● PROBLEM TO SOLVE: Copy each line of the data below with the word "place".

* * *

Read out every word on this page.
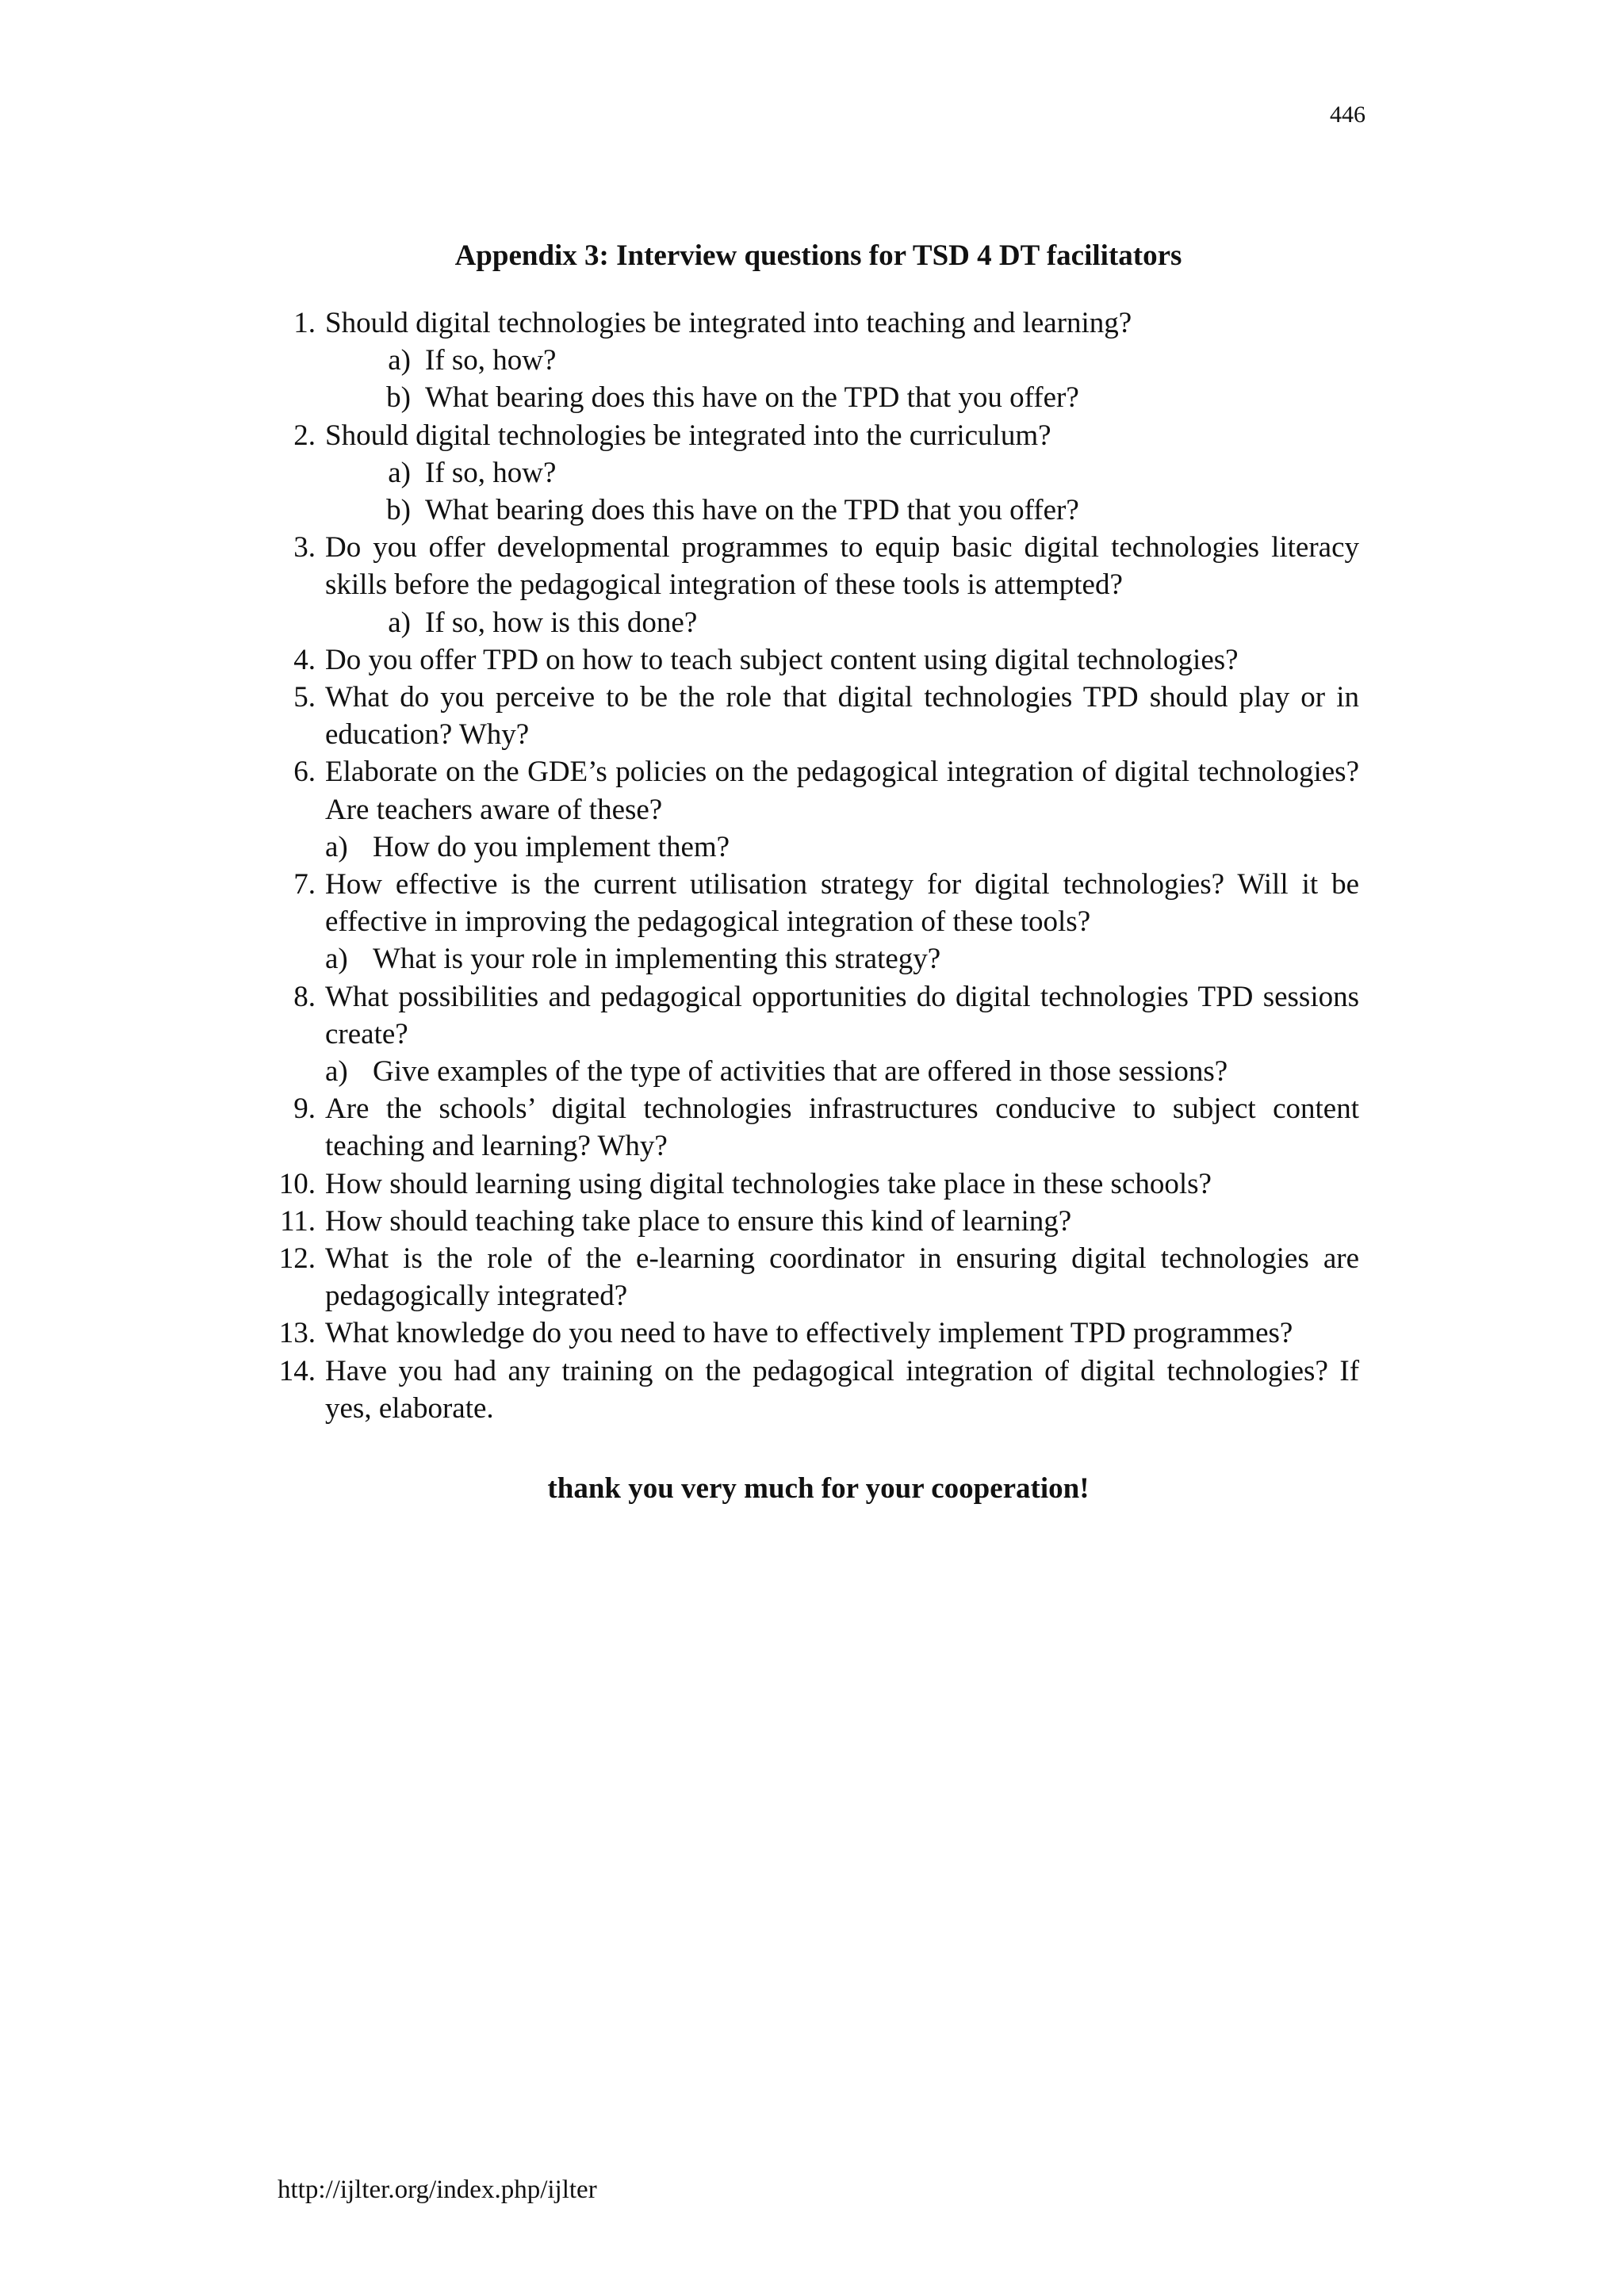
446
Appendix 3: Interview questions for TSD 4 DT facilitators
1. Should digital technologies be integrated into teaching and learning?
a) If so, how?
b) What bearing does this have on the TPD that you offer?
2. Should digital technologies be integrated into the curriculum?
a) If so, how?
b) What bearing does this have on the TPD that you offer?
3. Do you offer developmental programmes to equip basic digital technologies literacy skills before the pedagogical integration of these tools is attempted?
a) If so, how is this done?
4. Do you offer TPD on how to teach subject content using digital technologies?
5. What do you perceive to be the role that digital technologies TPD should play or in education? Why?
6. Elaborate on the GDE’s policies on the pedagogical integration of digital technologies? Are teachers aware of these?
a) How do you implement them?
7. How effective is the current utilisation strategy for digital technologies? Will it be effective in improving the pedagogical integration of these tools?
a) What is your role in implementing this strategy?
8. What possibilities and pedagogical opportunities do digital technologies TPD sessions create?
a) Give examples of the type of activities that are offered in those sessions?
9. Are the schools’ digital technologies infrastructures conducive to subject content teaching and learning? Why?
10. How should learning using digital technologies take place in these schools?
11. How should teaching take place to ensure this kind of learning?
12. What is the role of the e-learning coordinator in ensuring digital technologies are pedagogically integrated?
13. What knowledge do you need to have to effectively implement TPD programmes?
14. Have you had any training on the pedagogical integration of digital technologies? If yes, elaborate.
thank you very much for your cooperation!
http://ijlter.org/index.php/ijlter
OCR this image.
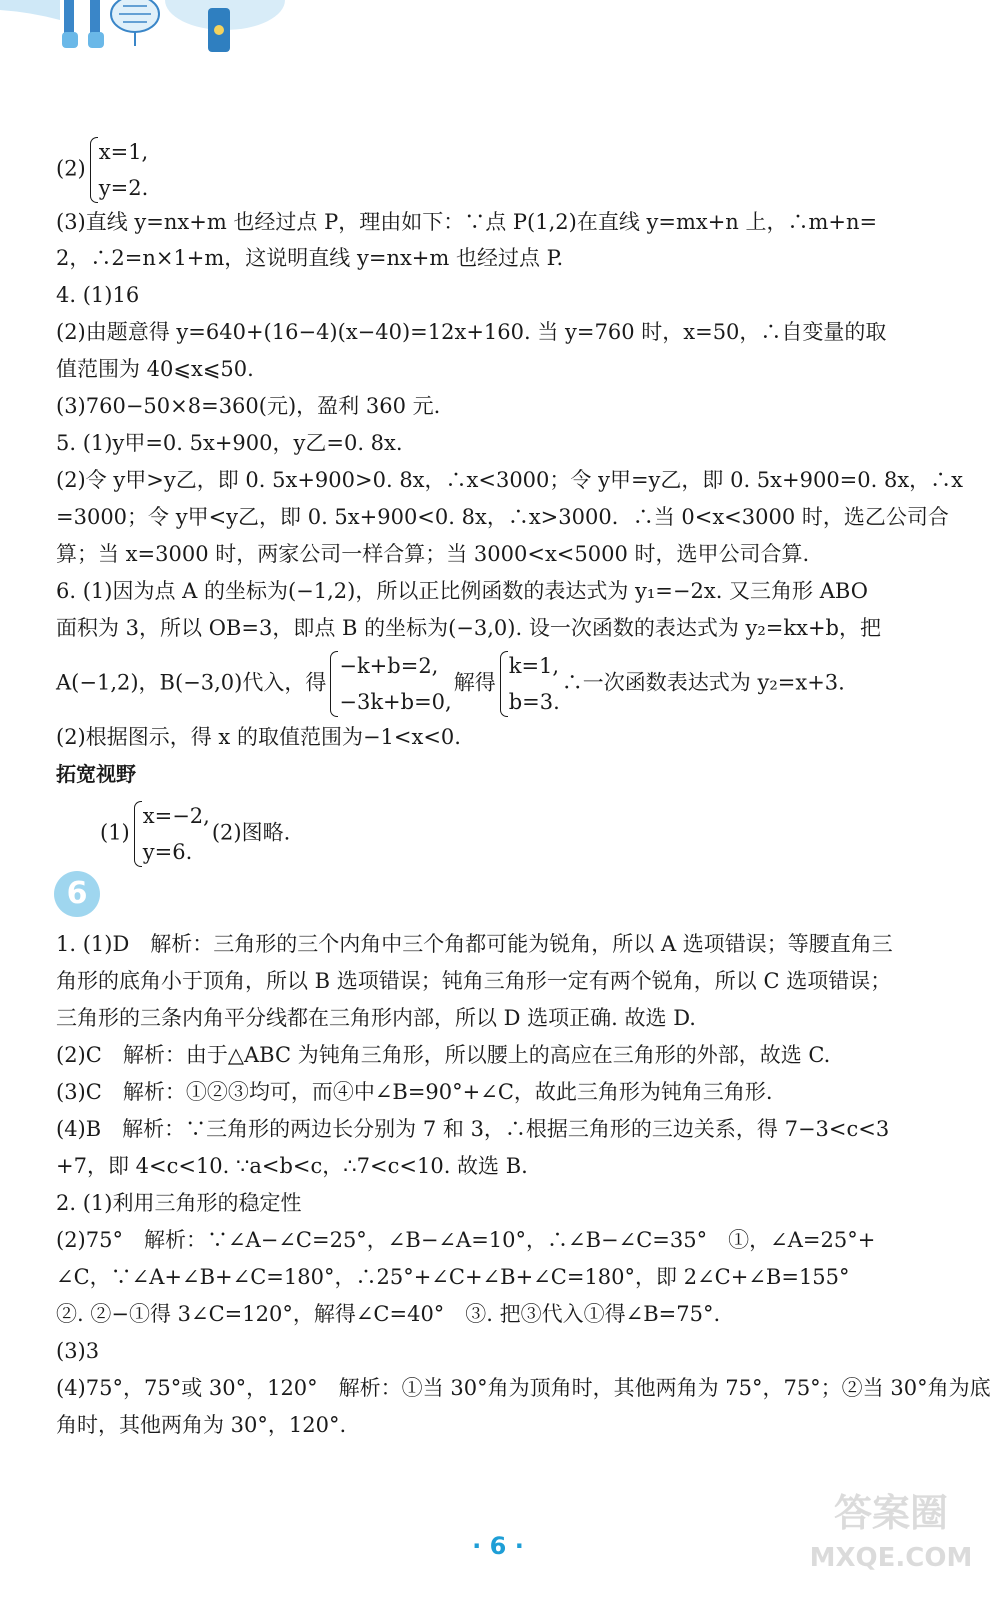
(2)
x=1,
y=2.
(3)直线 y=nx+m 也经过点 P，理由如下：∵点 P(1,2)在直线 y=mx+n 上，∴m+n=
2，∴2=n×1+m，这说明直线 y=nx+m 也经过点 P.
4. (1)16
(2)由题意得 y=640+(16−4)(x−40)=12x+160. 当 y=760 时，x=50，∴自变量的取
值范围为 40⩽x⩽50.
(3)760−50×8=360(元)，盈利 360 元.
5. (1)y甲=0. 5x+900，y乙=0. 8x.
(2)令 y甲>y乙，即 0. 5x+900>0. 8x，∴x<3000；令 y甲=y乙，即 0. 5x+900=0. 8x，∴x
=3000；令 y甲<y乙，即 0. 5x+900<0. 8x，∴x>3000．∴当 0<x<3000 时，选乙公司合
算；当 x=3000 时，两家公司一样合算；当 3000<x<5000 时，选甲公司合算.
6. (1)因为点 A 的坐标为(−1,2)，所以正比例函数的表达式为 y₁=−2x. 又三角形 ABO
面积为 3，所以 OB=3，即点 B 的坐标为(−3,0). 设一次函数的表达式为 y₂=kx+b，把
A(−1,2)，B(−3,0)代入，得
−k+b=2,
−3k+b=0,
解得
k=1,
b=3.
∴一次函数表达式为 y₂=x+3.
(2)根据图示，得 x 的取值范围为−1<x<0.
拓宽视野
(1)
x=−2,
y=6.
(2)图略.
6
1. (1)D　解析：三角形的三个内角中三个角都可能为锐角，所以 A 选项错误；等腰直角三
角形的底角小于顶角，所以 B 选项错误；钝角三角形一定有两个锐角，所以 C 选项错误；
三角形的三条内角平分线都在三角形内部，所以 D 选项正确. 故选 D.
(2)C　解析：由于△ABC 为钝角三角形，所以腰上的高应在三角形的外部，故选 C.
(3)C　解析：①②③均可，而④中∠B=90°+∠C，故此三角形为钝角三角形.
(4)B　解析：∵三角形的两边长分别为 7 和 3，∴根据三角形的三边关系，得 7−3<c<3
+7，即 4<c<10. ∵a<b<c，∴7<c<10. 故选 B.
2. (1)利用三角形的稳定性
(2)75°　解析：∵∠A−∠C=25°，∠B−∠A=10°，∴∠B−∠C=35°　①，∠A=25°+
∠C，∵∠A+∠B+∠C=180°，∴25°+∠C+∠B+∠C=180°，即 2∠C+∠B=155°
②. ②−①得 3∠C=120°，解得∠C=40°　③. 把③代入①得∠B=75°.
(3)3
(4)75°，75°或 30°，120°　解析：①当 30°角为顶角时，其他两角为 75°，75°；②当 30°角为底
角时，其他两角为 30°，120°.
· 6 ·
答案圈
MXQE.COM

* * *

● FINISHED ANSWER:
10. How should learning using digital technologies take place in these schools?
11. How should teaching take place to ensure this kind of learning?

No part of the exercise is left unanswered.